● Work to be completed: For the copy, please give all of the data again exactly and leave the pictures out.

● Material provided:
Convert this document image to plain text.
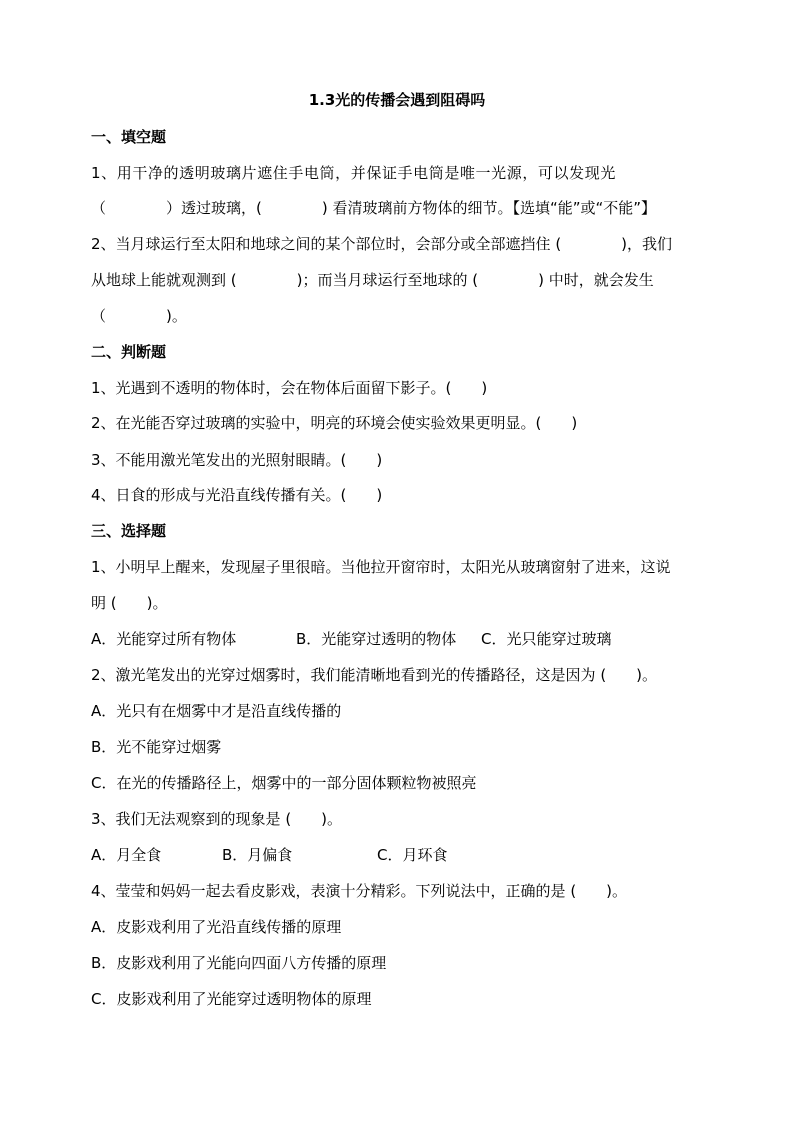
1.3光的传播会遇到阻碍吗
一、填空题
1、用干净的透明玻璃片遮住手电筒，并保证手电筒是唯一光源，可以发现光
（　　　　）透过玻璃，(　　　　) 看清玻璃前方物体的细节。【选填“能”或“不能”】
2、当月球运行至太阳和地球之间的某个部位时，会部分或全部遮挡住 (　　　　)，我们
从地球上能就观测到 (　　　　)；而当月球运行至地球的 (　　　　) 中时，就会发生
（　　　　)。
二、判断题
1、光遇到不透明的物体时，会在物体后面留下影子。(　　)
2、在光能否穿过玻璃的实验中，明亮的环境会使实验效果更明显。(　　)
3、不能用激光笔发出的光照射眼睛。(　　)
4、日食的形成与光沿直线传播有关。(　　)
三、选择题
1、小明早上醒来，发现屋子里很暗。当他拉开窗帘时，太阳光从玻璃窗射了进来，这说
明 (　　)。
A．光能穿过所有物体	B．光能穿过透明的物体 C．光只能穿过玻璃
2、激光笔发出的光穿过烟雾时，我们能清晰地看到光的传播路径，这是因为 (　　)。
A．光只有在烟雾中才是沿直线传播的
B．光不能穿过烟雾
C．在光的传播路径上，烟雾中的一部分固体颗粒物被照亮
3、我们无法观察到的现象是 (　　)。
A．月全食	B．月偏食	C．月环食
4、莹莹和妈妈一起去看皮影戏，表演十分精彩。下列说法中，正确的是 (　　)。
A．皮影戏利用了光沿直线传播的原理
B．皮影戏利用了光能向四面八方传播的原理
C．皮影戏利用了光能穿过透明物体的原理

● Result of the exercise:
Convert this document image to plain text.
1.3光的传播会遇到阻碍吗
一、填空题
1、用干净的透明玻璃片遮住手电筒，并保证手电筒是唯一光源，可以发现光
（　　　　）透过玻璃，(　　　　) 看清玻璃前方物体的细节。【选填“能”或“不能”】
2、当月球运行至太阳和地球之间的某个部位时，会部分或全部遮挡住 (　　　　)，我们
从地球上能就观测到 (　　　　)；而当月球运行至地球的 (　　　　) 中时，就会发生
（　　　　)。
二、判断题
1、光遇到不透明的物体时，会在物体后面留下影子。(　　)
2、在光能否穿过玻璃的实验中，明亮的环境会使实验效果更明显。(　　)
3、不能用激光笔发出的光照射眼睛。(　　)
4、日食的形成与光沿直线传播有关。(　　)
三、选择题
1、小明早上醒来，发现屋子里很暗。当他拉开窗帘时，太阳光从玻璃窗射了进来，这说
明 (　　)。
A．光能穿过所有物体	B．光能穿过透明的物体 C．光只能穿过玻璃
2、激光笔发出的光穿过烟雾时，我们能清晰地看到光的传播路径，这是因为 (　　)。
A．光只有在烟雾中才是沿直线传播的
B．光不能穿过烟雾
C．在光的传播路径上，烟雾中的一部分固体颗粒物被照亮
3、我们无法观察到的现象是 (　　)。
A．月全食	B．月偏食	C．月环食
4、莹莹和妈妈一起去看皮影戏，表演十分精彩。下列说法中，正确的是 (　　)。
A．皮影戏利用了光沿直线传播的原理
B．皮影戏利用了光能向四面八方传播的原理
C．皮影戏利用了光能穿过透明物体的原理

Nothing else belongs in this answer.